■ **Set problem**: Below are entries; copy exactly, and only, the lines from the one containing "Serialize everything readable" through their final line, leaving out pictures.

--- Material for this exercise ---

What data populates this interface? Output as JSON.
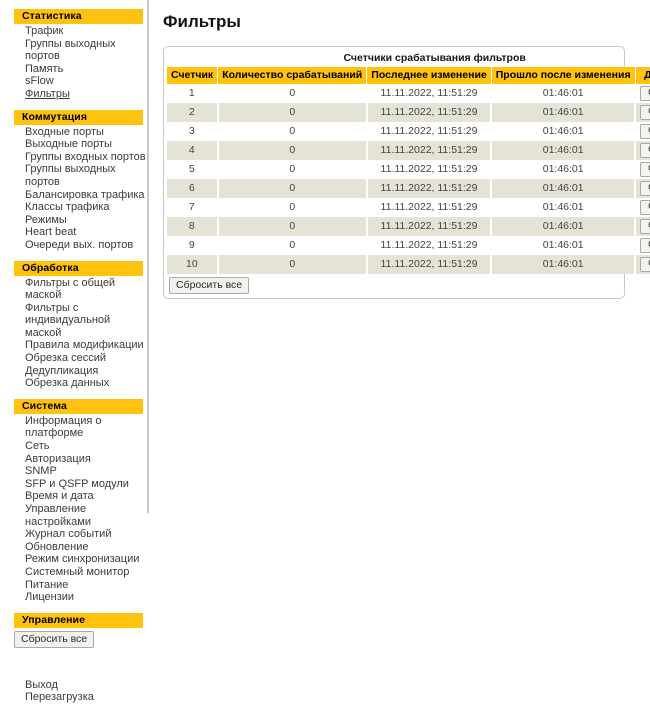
{
  "sidebar": {
    "sections": [
      {
        "title": "Статистика",
        "items": [
          {
            "label": "Трафик",
            "active": false
          },
          {
            "label": "Группы выходных портов",
            "active": false
          },
          {
            "label": "Память",
            "active": false
          },
          {
            "label": "sFlow",
            "active": false
          },
          {
            "label": "Фильтры",
            "active": true
          }
        ]
      },
      {
        "title": "Коммутация",
        "items": [
          {
            "label": "Входные порты",
            "active": false
          },
          {
            "label": "Выходные порты",
            "active": false
          },
          {
            "label": "Группы входных портов",
            "active": false
          },
          {
            "label": "Группы выходных портов",
            "active": false
          },
          {
            "label": "Балансировка трафика",
            "active": false
          },
          {
            "label": "Классы трафика",
            "active": false
          },
          {
            "label": "Режимы",
            "active": false
          },
          {
            "label": "Heart beat",
            "active": false
          },
          {
            "label": "Очереди вых. портов",
            "active": false
          }
        ]
      },
      {
        "title": "Обработка",
        "items": [
          {
            "label": "Фильтры с общей маской",
            "active": false
          },
          {
            "label": "Фильтры с индивидуальной маской",
            "active": false
          },
          {
            "label": "Правила модификации",
            "active": false
          },
          {
            "label": "Обрезка сессий",
            "active": false
          },
          {
            "label": "Дедупликация",
            "active": false
          },
          {
            "label": "Обрезка данных",
            "active": false
          }
        ]
      },
      {
        "title": "Система",
        "items": [
          {
            "label": "Информация о платформе",
            "active": false
          },
          {
            "label": "Сеть",
            "active": false
          },
          {
            "label": "Авторизация",
            "active": false
          },
          {
            "label": "SNMP",
            "active": false
          },
          {
            "label": "SFP и QSFP модули",
            "active": false
          },
          {
            "label": "Время и дата",
            "active": false
          },
          {
            "label": "Управление настройками",
            "active": false
          },
          {
            "label": "Журнал событий",
            "active": false
          },
          {
            "label": "Обновление",
            "active": false
          },
          {
            "label": "Режим синхронизации",
            "active": false
          },
          {
            "label": "Системный монитор",
            "active": false
          },
          {
            "label": "Питание",
            "active": false
          },
          {
            "label": "Лицензии",
            "active": false
          }
        ]
      },
      {
        "title": "Управление",
        "items": []
      }
    ],
    "reset_all_label": "Сбросить все",
    "footer_links": [
      {
        "label": "Выход"
      },
      {
        "label": "Перезагрузка"
      }
    ]
  },
  "main": {
    "page_title": "Фильтры",
    "table": {
      "caption": "Счетчики срабатывания фильтров",
      "columns": [
        "Счетчик",
        "Количество срабатываний",
        "Последнее изменение",
        "Прошло после изменения",
        "Действие"
      ],
      "rows": [
        {
          "counter": "1",
          "count": "0",
          "last_change": "11.11.2022, 11:51:29",
          "elapsed": "01:46:01",
          "action": "Сбросить"
        },
        {
          "counter": "2",
          "count": "0",
          "last_change": "11.11.2022, 11:51:29",
          "elapsed": "01:46:01",
          "action": "Сбросить"
        },
        {
          "counter": "3",
          "count": "0",
          "last_change": "11.11.2022, 11:51:29",
          "elapsed": "01:46:01",
          "action": "Сбросить"
        },
        {
          "counter": "4",
          "count": "0",
          "last_change": "11.11.2022, 11:51:29",
          "elapsed": "01:46:01",
          "action": "Сбросить"
        },
        {
          "counter": "5",
          "count": "0",
          "last_change": "11.11.2022, 11:51:29",
          "elapsed": "01:46:01",
          "action": "Сбросить"
        },
        {
          "counter": "6",
          "count": "0",
          "last_change": "11.11.2022, 11:51:29",
          "elapsed": "01:46:01",
          "action": "Сбросить"
        },
        {
          "counter": "7",
          "count": "0",
          "last_change": "11.11.2022, 11:51:29",
          "elapsed": "01:46:01",
          "action": "Сбросить"
        },
        {
          "counter": "8",
          "count": "0",
          "last_change": "11.11.2022, 11:51:29",
          "elapsed": "01:46:01",
          "action": "Сбросить"
        },
        {
          "counter": "9",
          "count": "0",
          "last_change": "11.11.2022, 11:51:29",
          "elapsed": "01:46:01",
          "action": "Сбросить"
        },
        {
          "counter": "10",
          "count": "0",
          "last_change": "11.11.2022, 11:51:29",
          "elapsed": "01:46:01",
          "action": "Сбросить"
        }
      ],
      "reset_all_label": "Сбросить все"
    }
  },
  "colors": {
    "accent": "#ffc20e",
    "row_alt": "#e5e2d6",
    "text": "#3b3b3b",
    "border": "#c8c8c8"
  }
}
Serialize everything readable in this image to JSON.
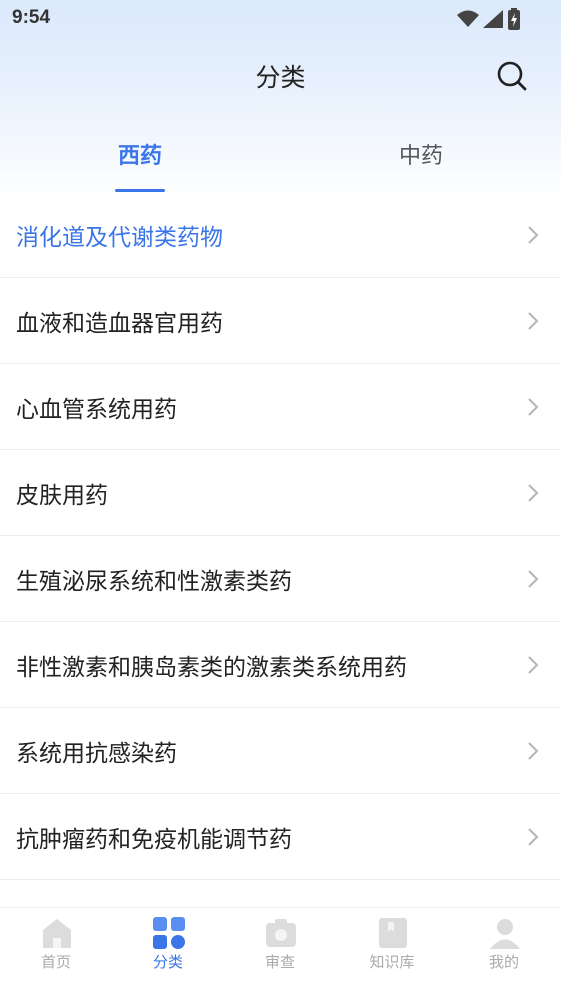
{
  "status_bar": {
    "time": "9:54"
  },
  "header": {
    "title": "分类"
  },
  "tabs": [
    {
      "label": "西药",
      "active": true
    },
    {
      "label": "中药",
      "active": false
    }
  ],
  "categories": [
    {
      "label": "消化道及代谢类药物",
      "active": true
    },
    {
      "label": "血液和造血器官用药"
    },
    {
      "label": "心血管系统用药"
    },
    {
      "label": "皮肤用药"
    },
    {
      "label": "生殖泌尿系统和性激素类药"
    },
    {
      "label": "非性激素和胰岛素类的激素类系统用药"
    },
    {
      "label": "系统用抗感染药"
    },
    {
      "label": "抗肿瘤药和免疫机能调节药"
    }
  ],
  "bottom_nav": [
    {
      "label": "首页",
      "icon": "home-icon"
    },
    {
      "label": "分类",
      "icon": "category-grid-icon",
      "active": true
    },
    {
      "label": "审查",
      "icon": "camera-icon"
    },
    {
      "label": "知识库",
      "icon": "book-icon"
    },
    {
      "label": "我的",
      "icon": "user-icon"
    }
  ],
  "colors": {
    "accent": "#3b76e8",
    "inactive": "#aaaaaa",
    "gradient_top": "#dbe9fb"
  }
}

---

■ **Task output**:
Serialize everything readable in this image to JSON.
{
  "status_bar": {
    "time": "9:54"
  },
  "header": {
    "title": "分类"
  },
  "tabs": [
    {
      "label": "西药",
      "active": true
    },
    {
      "label": "中药",
      "active": false
    }
  ],
  "categories": [
    {
      "label": "消化道及代谢类药物",
      "active": true
    },
    {
      "label": "血液和造血器官用药"
    },
    {
      "label": "心血管系统用药"
    },
    {
      "label": "皮肤用药"
    },
    {
      "label": "生殖泌尿系统和性激素类药"
    },
    {
      "label": "非性激素和胰岛素类的激素类系统用药"
    },
    {
      "label": "系统用抗感染药"
    },
    {
      "label": "抗肿瘤药和免疫机能调节药"
    }
  ],
  "bottom_nav": [
    {
      "label": "首页",
      "icon": "home-icon"
    },
    {
      "label": "分类",
      "icon": "category-grid-icon",
      "active": true
    },
    {
      "label": "审查",
      "icon": "camera-icon"
    },
    {
      "label": "知识库",
      "icon": "book-icon"
    },
    {
      "label": "我的",
      "icon": "user-icon"
    }
  ],
  "colors": {
    "accent": "#3b76e8",
    "inactive": "#aaaaaa",
    "gradient_top": "#dbe9fb"
  }
}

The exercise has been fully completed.